-- Data records --
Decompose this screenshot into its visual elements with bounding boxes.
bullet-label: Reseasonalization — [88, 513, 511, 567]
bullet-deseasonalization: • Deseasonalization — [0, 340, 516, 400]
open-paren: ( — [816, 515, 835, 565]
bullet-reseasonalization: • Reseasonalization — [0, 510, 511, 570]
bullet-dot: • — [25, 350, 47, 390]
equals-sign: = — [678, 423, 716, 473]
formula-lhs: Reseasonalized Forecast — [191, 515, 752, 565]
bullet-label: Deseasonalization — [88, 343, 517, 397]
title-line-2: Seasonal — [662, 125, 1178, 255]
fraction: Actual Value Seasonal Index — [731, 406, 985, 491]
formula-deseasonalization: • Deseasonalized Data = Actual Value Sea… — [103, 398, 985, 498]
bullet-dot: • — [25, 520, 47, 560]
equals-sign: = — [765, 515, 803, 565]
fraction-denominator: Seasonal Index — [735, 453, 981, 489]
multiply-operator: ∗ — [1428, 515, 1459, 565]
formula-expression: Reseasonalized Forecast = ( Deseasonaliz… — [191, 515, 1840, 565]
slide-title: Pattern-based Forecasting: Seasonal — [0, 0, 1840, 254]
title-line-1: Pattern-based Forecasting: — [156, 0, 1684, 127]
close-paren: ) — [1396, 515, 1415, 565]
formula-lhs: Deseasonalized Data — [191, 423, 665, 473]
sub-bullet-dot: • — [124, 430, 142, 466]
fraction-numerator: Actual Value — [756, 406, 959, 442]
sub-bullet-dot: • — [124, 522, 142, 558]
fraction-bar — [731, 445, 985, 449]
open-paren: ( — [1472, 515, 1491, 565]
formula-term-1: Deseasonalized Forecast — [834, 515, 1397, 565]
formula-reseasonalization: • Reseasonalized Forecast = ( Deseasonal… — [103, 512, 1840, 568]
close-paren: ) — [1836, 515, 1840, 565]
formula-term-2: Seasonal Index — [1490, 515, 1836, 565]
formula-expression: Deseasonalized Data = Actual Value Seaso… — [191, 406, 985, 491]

-- Your task --
List every line of the records above that contains the string "Value", copying each line in full.

-- Reply --
fraction: Actual Value Seasonal Index — [731, 406, 985, 491]
formula-deseasonalization: • Deseasonalized Data = Actual Value Sea… — [103, 398, 985, 498]
fraction-numerator: Actual Value — [756, 406, 959, 442]
formula-expression: Deseasonalized Data = Actual Value Seaso… — [191, 406, 985, 491]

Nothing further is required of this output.